TASK GOAL » Extend the forum thread on how young players build soccer IQ, picking up right after its final post.

══ SELECTION

As mentioned, I'm really happy with the development of my player.   This is just her second full year at keeper and I've only seen one keeper out play her in the last 15 games.   Two of the keeper coaches were and are just technique.  Her keeper coach with the team watches 3/4 of the games and they work on the mental side of the game. She actually loves the game of soccer and will actually watch some games on tv and discuss different situations.  She has a passion for soccer.  Whether it be on the field, watching, or playing FIFA on the xbox, it is part of her life.   

I'm just starting to notice that others don't seem to be growing mentally and hoping it starts to click for some of the other girls.   I know 12 year old girls are at that age where their commitments tend to change.   Some things that seem common sense regarding soccer just pass right over the heads of our girls.  This has resulted in being outplayed in many games, which I actually don't mind as it has given my girl more chances in the net.


----------



## Ballon d'Or (Oct 12, 2017)

socalkdg said:


> Soccer IQ  -  How do you get it?


Easy!  Just order it off Amazon here :
https://www.amazon.com/Soccer-IQ-Things-Smart-Players/dp/1469982471/ref=sr_1_1?ie=UTF8&qid=1507830728&sr=8-1&keywords=soccer+iq+volume+1

All kidding aside, the book is actually a good read that's easily digestible for young girls.


----------



## MWN (Oct 12, 2017)

Soccer IQ comes from watching the pros with parents/older siblings that can explain the tactics, listening to commentary and and playing the game. Its hard here in the US, because most Dad's and Mom's don't understand the game, so watching the game is less interesting.  Football kids use the same moves that their idols so, basketball kids do the same.  We still don't watch the game like we should and when we do, its the USMNT and horrible.

My example:  When I was 10 or 11, I was the catcher on my baseball team.  I remember watching the Dodgers games with my dad and occasionally when the ball was hit towards third, the catcher would throw off his mask and chase down the runner and back up first base.  My dad explained why.  I put 2+2 together (we sent a lot of balls from 3rd base into the ground and our 1st baseman was questionable in his catching ability).  Next game, I did the same for the rest of the season.  The coaches voted for the All-Star team and I was elected every year I played.  Maybe it was the little extra or just that every coach recognized that my IQ was a little higher.  Would have never happened if I wasn't watching baseball with my Dad who was there to explain and answer my questions.


----------



## timbuck (Oct 12, 2017)

Interesting topic.  Some kids have it. Some kids develop it. Some kids never get there.

Will you develop a better Soccer IQ by playing a single position in your younger years (U8-U12)?  Or will you develop a better understanding of the game by playing multiple positions (even maybe multiple positions in the same game)?

Can a parent sabotage Soccer IQ?  Coach tells you to play the ball wide or to pass and move.  But when you get in the car, dad says "Why didn't you boot it away on defense?  Why did you run so far up field, you are a defender, you were out of position).

Will you develop a better Soccer IQ if your team only plays 1 formation?  Or would you learn more from playing a 4-3-3, a 4-2-3-1 or a 3-5-2 once in a while?

════
══ MATERIAL PROVIDED

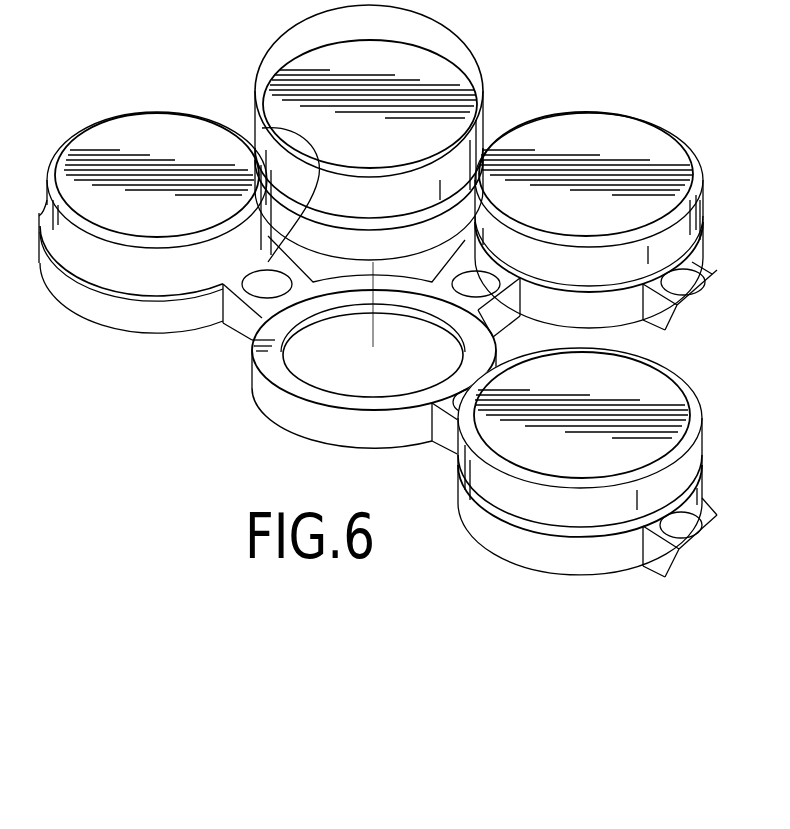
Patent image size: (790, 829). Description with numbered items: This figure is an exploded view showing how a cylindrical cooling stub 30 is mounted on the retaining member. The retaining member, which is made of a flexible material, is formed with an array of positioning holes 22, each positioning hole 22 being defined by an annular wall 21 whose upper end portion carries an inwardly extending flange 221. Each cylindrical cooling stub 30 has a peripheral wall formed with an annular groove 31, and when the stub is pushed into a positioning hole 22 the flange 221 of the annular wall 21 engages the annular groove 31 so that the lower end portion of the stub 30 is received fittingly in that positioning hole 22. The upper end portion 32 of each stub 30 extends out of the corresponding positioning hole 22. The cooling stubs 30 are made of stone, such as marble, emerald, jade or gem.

The annular wall 21 is at (262, 379).
The positioning hole 22 is at (310, 357).
The inwardly extending flange 221 is at (515, 340).
The cylindrical cooling stub 30 is at (302, 251).
The annular groove 31 is at (256, 138).
The upper end portion 32 is at (468, 58).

════

TASK ANSWER »
Will you show up to a tryout and say "Hi Coach. I play left mid."  or are you better off saying "I'll play anywhere you need. I usually play left mid in a 4-4-2 because I can get up and down the field, can slip a quality through ball and bang in a cross from wide.  But I can play in the back too if needed."


----------



## Rusty (Oct 14, 2017)

Ballon d'Or said:


> Easy!  Just order it off Amazon here :
> https://www.amazon.com/Soccer-IQ-Things-Smart-Players/dp/1469982471/ref=sr_1_1?ie=UTF8&qid=1507830728&sr=8-1&keywords=soccer+iq+volume+1
> 
> All kidding aside, the book is actually a good read that's easily digestible for young girls.


My players have an offseason assignment to read one of Dan’s books every summer.  Throughout the fall/spring seasons, we will spend 5 minutes or so focusing on specific chapters at each practice.  I personally have seen improvement from doing this.  Outside of that, I agree with the others, IQ is developed by playing...a lot.  Watching soccer, especially in person, helps too.  My players with the best on field IQ are the same ones I continually see at local college & semi-pro games.


----------



## Dr. Richard Hurtz (Oct 14, 2017)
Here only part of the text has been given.